WHAT IS BEING ASKED:
Repeat all of the records verbatim.

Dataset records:

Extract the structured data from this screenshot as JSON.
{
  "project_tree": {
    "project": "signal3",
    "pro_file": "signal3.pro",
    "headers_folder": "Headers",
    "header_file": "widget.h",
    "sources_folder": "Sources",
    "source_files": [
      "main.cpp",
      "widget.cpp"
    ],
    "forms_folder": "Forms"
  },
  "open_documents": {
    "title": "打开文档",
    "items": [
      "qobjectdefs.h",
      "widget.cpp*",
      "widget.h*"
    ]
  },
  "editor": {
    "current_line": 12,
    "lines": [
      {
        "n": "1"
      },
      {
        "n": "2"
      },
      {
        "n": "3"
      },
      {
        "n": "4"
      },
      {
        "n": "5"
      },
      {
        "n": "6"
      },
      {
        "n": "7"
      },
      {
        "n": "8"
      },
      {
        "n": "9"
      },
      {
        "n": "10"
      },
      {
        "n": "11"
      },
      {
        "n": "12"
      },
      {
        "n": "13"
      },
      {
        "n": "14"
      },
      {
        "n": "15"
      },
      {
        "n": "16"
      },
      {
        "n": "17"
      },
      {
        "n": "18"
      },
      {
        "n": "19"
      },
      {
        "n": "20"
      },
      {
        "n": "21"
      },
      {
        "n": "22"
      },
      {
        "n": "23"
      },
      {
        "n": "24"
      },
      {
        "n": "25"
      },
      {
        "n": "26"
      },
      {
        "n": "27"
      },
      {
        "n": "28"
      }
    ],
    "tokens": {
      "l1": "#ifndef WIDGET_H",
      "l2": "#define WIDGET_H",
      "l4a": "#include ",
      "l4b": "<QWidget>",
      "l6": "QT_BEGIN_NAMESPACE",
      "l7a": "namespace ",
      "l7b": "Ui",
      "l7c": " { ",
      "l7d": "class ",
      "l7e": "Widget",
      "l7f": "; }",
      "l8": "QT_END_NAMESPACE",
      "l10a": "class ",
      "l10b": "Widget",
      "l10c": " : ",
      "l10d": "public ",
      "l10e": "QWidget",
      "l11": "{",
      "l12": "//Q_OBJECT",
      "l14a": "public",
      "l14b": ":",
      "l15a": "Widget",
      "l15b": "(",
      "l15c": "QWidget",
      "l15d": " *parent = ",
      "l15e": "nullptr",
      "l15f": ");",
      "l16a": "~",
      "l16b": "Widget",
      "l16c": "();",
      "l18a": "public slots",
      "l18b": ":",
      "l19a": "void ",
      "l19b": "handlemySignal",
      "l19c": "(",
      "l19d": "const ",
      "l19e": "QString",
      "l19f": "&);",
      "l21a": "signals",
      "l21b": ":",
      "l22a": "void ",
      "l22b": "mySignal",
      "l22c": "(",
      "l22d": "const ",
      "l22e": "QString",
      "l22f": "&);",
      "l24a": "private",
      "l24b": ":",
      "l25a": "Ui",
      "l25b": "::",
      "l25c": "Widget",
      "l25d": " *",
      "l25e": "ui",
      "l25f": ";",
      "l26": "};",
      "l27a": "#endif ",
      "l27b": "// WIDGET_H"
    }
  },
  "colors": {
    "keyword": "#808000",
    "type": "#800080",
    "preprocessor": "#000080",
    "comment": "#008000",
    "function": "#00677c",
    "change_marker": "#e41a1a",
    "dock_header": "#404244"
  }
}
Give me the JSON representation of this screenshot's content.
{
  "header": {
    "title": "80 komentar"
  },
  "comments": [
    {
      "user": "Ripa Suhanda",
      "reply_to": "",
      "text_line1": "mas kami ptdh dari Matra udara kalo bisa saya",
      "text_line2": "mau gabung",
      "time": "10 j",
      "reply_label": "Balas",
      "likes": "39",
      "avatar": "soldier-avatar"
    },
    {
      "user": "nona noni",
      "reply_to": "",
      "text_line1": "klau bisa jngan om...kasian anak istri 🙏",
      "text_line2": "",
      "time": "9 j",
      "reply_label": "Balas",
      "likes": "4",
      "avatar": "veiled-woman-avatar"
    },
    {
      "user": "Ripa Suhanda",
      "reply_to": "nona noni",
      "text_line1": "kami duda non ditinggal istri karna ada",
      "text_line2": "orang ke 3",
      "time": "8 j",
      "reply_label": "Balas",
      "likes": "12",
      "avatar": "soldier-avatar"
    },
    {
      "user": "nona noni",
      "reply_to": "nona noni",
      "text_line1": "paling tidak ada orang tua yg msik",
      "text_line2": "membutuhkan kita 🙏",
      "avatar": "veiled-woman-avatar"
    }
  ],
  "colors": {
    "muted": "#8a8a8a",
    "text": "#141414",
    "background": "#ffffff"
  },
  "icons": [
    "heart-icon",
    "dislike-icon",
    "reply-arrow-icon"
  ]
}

THE ANSWER:
Extract the structured data from this screenshot as JSON.
{
  "project_tree": {
    "project": "signal3",
    "pro_file": "signal3.pro",
    "headers_folder": "Headers",
    "header_file": "widget.h",
    "sources_folder": "Sources",
    "source_files": [
      "main.cpp",
      "widget.cpp"
    ],
    "forms_folder": "Forms"
  },
  "open_documents": {
    "title": "打开文档",
    "items": [
      "qobjectdefs.h",
      "widget.cpp*",
      "widget.h*"
    ]
  },
  "editor": {
    "current_line": 12,
    "lines": [
      {
        "n": "1"
      },
      {
        "n": "2"
      },
      {
        "n": "3"
      },
      {
        "n": "4"
      },
      {
        "n": "5"
      },
      {
        "n": "6"
      },
      {
        "n": "7"
      },
      {
        "n": "8"
      },
      {
        "n": "9"
      },
      {
        "n": "10"
      },
      {
        "n": "11"
      },
      {
        "n": "12"
      },
      {
        "n": "13"
      },
      {
        "n": "14"
      },
      {
        "n": "15"
      },
      {
        "n": "16"
      },
      {
        "n": "17"
      },
      {
        "n": "18"
      },
      {
        "n": "19"
      },
      {
        "n": "20"
      },
      {
        "n": "21"
      },
      {
        "n": "22"
      },
      {
        "n": "23"
      },
      {
        "n": "24"
      },
      {
        "n": "25"
      },
      {
        "n": "26"
      },
      {
        "n": "27"
      },
      {
        "n": "28"
      }
    ],
    "tokens": {
      "l1": "#ifndef WIDGET_H",
      "l2": "#define WIDGET_H",
      "l4a": "#include ",
      "l4b": "<QWidget>",
      "l6": "QT_BEGIN_NAMESPACE",
      "l7a": "namespace ",
      "l7b": "Ui",
      "l7c": " { ",
      "l7d": "class ",
      "l7e": "Widget",
      "l7f": "; }",
      "l8": "QT_END_NAMESPACE",
      "l10a": "class ",
      "l10b": "Widget",
      "l10c": " : ",
      "l10d": "public ",
      "l10e": "QWidget",
      "l11": "{",
      "l12": "//Q_OBJECT",
      "l14a": "public",
      "l14b": ":",
      "l15a": "Widget",
      "l15b": "(",
      "l15c": "QWidget",
      "l15d": " *parent = ",
      "l15e": "nullptr",
      "l15f": ");",
      "l16a": "~",
      "l16b": "Widget",
      "l16c": "();",
      "l18a": "public slots",
      "l18b": ":",
      "l19a": "void ",
      "l19b": "handlemySignal",
      "l19c": "(",
      "l19d": "const ",
      "l19e": "QString",
      "l19f": "&);",
      "l21a": "signals",
      "l21b": ":",
      "l22a": "void ",
      "l22b": "mySignal",
      "l22c": "(",
      "l22d": "const ",
      "l22e": "QString",
      "l22f": "&);",
      "l24a": "private",
      "l24b": ":",
      "l25a": "Ui",
      "l25b": "::",
      "l25c": "Widget",
      "l25d": " *",
      "l25e": "ui",
      "l25f": ";",
      "l26": "};",
      "l27a": "#endif ",
      "l27b": "// WIDGET_H"
    }
  },
  "colors": {
    "keyword": "#808000",
    "type": "#800080",
    "preprocessor": "#000080",
    "comment": "#008000",
    "function": "#00677c",
    "change_marker": "#e41a1a",
    "dock_header": "#404244"
  }
}
Give me the JSON representation of this screenshot's content.
{
  "header": {
    "title": "80 komentar"
  },
  "comments": [
    {
      "user": "Ripa Suhanda",
      "reply_to": "",
      "text_line1": "mas kami ptdh dari Matra udara kalo bisa saya",
      "text_line2": "mau gabung",
      "time": "10 j",
      "reply_label": "Balas",
      "likes": "39",
      "avatar": "soldier-avatar"
    },
    {
      "user": "nona noni",
      "reply_to": "",
      "text_line1": "klau bisa jngan om...kasian anak istri 🙏",
      "text_line2": "",
      "time": "9 j",
      "reply_label": "Balas",
      "likes": "4",
      "avatar": "veiled-woman-avatar"
    },
    {
      "user": "Ripa Suhanda",
      "reply_to": "nona noni",
      "text_line1": "kami duda non ditinggal istri karna ada",
      "text_line2": "orang ke 3",
      "time": "8 j",
      "reply_label": "Balas",
      "likes": "12",
      "avatar": "soldier-avatar"
    },
    {
      "user": "nona noni",
      "reply_to": "nona noni",
      "text_line1": "paling tidak ada orang tua yg msik",
      "text_line2": "membutuhkan kita 🙏",
      "avatar": "veiled-woman-avatar"
    }
  ],
  "colors": {
    "muted": "#8a8a8a",
    "text": "#141414",
    "background": "#ffffff"
  },
  "icons": [
    "heart-icon",
    "dislike-icon",
    "reply-arrow-icon"
  ]
}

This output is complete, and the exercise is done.